Copy all lines in which the word "name" can be found.

+ + + +

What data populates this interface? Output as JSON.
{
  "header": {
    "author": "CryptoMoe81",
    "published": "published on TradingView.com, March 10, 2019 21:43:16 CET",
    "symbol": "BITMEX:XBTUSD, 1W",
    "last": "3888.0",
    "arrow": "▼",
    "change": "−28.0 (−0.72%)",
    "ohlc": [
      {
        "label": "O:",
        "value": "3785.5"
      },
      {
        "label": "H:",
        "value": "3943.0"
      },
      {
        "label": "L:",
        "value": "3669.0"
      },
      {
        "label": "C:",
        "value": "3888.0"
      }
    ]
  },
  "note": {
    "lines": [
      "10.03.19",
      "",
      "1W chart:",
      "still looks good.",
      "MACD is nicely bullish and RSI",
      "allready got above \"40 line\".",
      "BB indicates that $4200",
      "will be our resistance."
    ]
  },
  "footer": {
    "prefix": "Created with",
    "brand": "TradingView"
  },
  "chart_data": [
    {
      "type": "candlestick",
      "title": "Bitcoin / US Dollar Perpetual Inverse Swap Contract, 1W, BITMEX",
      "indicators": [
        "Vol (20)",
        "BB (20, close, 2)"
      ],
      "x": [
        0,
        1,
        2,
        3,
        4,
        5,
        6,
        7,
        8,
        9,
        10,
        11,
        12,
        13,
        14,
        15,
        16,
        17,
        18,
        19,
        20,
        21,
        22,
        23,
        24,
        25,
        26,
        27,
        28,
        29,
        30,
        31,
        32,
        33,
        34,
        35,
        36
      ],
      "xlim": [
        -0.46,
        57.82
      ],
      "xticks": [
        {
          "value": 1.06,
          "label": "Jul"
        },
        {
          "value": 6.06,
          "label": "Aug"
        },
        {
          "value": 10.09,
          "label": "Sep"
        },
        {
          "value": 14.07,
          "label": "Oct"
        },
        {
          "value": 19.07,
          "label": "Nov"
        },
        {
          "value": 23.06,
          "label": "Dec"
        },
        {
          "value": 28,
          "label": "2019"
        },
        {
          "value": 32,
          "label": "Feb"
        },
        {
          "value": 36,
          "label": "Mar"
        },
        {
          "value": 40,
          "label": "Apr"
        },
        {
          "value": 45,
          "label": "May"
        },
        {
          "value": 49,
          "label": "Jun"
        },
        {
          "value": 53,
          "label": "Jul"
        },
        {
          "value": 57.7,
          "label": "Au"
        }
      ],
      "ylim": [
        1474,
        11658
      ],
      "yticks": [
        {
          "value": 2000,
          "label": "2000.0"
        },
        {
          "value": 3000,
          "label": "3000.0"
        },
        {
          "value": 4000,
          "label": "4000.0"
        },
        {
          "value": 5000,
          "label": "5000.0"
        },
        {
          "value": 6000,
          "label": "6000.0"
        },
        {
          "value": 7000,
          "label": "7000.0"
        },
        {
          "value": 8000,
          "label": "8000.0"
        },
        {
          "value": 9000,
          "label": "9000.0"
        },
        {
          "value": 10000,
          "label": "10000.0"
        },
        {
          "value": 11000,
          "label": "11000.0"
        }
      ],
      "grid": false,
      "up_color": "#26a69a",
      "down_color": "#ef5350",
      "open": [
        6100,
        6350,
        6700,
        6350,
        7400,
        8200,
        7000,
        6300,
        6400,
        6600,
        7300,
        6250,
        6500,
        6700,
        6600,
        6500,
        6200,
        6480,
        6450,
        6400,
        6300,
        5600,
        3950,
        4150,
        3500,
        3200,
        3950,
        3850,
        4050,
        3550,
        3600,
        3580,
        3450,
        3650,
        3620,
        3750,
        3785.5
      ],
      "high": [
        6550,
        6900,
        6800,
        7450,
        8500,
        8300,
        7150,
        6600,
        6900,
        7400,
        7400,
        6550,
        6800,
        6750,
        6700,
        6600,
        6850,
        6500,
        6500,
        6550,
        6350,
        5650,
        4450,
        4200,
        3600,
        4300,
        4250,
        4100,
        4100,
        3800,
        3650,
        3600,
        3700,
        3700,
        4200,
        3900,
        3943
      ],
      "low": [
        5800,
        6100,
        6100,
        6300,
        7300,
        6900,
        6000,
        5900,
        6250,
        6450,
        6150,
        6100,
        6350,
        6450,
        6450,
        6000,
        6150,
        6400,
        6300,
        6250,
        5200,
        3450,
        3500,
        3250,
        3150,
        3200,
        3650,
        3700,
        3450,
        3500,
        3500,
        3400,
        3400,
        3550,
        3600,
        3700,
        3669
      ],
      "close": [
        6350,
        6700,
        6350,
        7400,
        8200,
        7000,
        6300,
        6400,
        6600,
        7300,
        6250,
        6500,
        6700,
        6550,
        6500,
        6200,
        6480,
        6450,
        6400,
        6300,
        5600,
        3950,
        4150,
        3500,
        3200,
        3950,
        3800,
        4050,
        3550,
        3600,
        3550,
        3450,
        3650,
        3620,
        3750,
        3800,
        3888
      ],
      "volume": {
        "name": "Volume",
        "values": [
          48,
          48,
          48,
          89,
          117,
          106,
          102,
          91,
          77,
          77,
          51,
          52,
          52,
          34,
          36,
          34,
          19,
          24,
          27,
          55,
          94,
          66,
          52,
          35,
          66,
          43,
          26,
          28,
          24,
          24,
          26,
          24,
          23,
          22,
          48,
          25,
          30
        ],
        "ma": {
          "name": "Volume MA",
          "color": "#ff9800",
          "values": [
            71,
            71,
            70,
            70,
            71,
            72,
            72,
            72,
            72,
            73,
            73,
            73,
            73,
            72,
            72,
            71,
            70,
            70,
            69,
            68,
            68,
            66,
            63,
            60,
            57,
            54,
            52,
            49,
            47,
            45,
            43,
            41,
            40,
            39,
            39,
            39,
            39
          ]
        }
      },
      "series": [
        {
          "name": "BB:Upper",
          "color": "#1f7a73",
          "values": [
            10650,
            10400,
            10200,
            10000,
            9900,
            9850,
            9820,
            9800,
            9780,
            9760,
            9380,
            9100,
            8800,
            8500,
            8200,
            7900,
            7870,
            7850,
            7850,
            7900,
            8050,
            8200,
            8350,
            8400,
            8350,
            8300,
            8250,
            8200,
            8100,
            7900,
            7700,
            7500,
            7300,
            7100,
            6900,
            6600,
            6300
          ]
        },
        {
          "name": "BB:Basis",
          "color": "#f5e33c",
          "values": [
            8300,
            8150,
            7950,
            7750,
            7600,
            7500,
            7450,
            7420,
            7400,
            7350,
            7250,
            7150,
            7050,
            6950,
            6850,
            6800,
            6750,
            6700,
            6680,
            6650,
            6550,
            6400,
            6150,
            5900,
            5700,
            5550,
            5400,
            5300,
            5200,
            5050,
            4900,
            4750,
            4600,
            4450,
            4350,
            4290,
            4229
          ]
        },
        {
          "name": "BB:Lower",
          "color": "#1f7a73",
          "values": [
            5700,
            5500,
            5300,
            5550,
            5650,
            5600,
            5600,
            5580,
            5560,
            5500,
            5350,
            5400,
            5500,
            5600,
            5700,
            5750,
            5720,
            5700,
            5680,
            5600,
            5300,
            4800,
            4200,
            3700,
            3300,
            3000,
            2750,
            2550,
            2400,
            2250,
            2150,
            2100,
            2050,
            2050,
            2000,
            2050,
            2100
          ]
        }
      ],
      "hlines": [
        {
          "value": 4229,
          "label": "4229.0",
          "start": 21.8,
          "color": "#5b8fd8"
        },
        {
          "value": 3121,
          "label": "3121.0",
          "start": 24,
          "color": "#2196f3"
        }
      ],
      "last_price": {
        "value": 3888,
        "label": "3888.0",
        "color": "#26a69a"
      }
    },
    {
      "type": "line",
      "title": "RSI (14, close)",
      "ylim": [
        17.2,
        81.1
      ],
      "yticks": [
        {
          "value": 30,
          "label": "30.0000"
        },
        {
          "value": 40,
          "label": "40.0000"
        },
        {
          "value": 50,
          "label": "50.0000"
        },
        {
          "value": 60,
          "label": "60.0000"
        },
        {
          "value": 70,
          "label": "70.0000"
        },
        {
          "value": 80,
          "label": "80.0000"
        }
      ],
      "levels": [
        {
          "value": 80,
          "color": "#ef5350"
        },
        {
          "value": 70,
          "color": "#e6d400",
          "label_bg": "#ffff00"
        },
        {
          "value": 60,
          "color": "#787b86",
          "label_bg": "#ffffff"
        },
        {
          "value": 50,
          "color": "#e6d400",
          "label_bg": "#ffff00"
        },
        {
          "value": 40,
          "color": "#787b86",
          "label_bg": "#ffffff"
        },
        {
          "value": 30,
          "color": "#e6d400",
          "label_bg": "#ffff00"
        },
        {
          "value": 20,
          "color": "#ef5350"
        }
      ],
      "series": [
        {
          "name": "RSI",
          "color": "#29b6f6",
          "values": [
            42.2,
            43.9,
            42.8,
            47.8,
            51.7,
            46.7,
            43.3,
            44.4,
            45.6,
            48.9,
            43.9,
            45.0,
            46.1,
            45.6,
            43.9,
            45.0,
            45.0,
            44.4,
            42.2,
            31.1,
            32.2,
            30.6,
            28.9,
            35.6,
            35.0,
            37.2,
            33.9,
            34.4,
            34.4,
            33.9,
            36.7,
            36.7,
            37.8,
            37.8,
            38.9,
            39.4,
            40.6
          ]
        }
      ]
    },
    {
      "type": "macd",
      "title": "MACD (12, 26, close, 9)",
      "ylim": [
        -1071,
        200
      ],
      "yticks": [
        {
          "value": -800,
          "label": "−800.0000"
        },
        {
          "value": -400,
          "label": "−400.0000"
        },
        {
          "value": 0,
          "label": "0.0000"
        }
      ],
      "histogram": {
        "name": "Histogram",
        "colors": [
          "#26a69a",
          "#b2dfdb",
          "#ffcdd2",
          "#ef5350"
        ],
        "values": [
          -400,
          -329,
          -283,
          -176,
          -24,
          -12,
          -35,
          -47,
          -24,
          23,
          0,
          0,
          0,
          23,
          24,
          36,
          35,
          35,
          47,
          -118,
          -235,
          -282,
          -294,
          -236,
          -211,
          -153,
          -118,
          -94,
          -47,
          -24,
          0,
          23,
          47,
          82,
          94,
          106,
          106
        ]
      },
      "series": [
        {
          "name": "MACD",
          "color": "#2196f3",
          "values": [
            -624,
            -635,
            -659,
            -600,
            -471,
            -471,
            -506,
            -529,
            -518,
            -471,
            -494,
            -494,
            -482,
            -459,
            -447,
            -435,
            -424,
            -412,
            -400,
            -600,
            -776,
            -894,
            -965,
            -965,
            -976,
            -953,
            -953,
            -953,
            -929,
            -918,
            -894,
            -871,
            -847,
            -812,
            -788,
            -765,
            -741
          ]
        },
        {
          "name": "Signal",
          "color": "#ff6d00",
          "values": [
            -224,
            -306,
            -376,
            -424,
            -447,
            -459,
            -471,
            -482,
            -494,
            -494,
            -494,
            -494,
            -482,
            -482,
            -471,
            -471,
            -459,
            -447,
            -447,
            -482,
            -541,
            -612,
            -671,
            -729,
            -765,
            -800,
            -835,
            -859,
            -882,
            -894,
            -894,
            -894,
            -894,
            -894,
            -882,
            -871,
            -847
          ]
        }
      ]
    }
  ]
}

+ + + +

**CORRECT RESULT:**
        "name": "Volume",
          "name": "Volume MA",
          "name": "BB:Upper",
          "name": "BB:Basis",
          "name": "BB:Lower",
          "name": "RSI",
        "name": "Histogram",
          "name": "MACD",
          "name": "Signal",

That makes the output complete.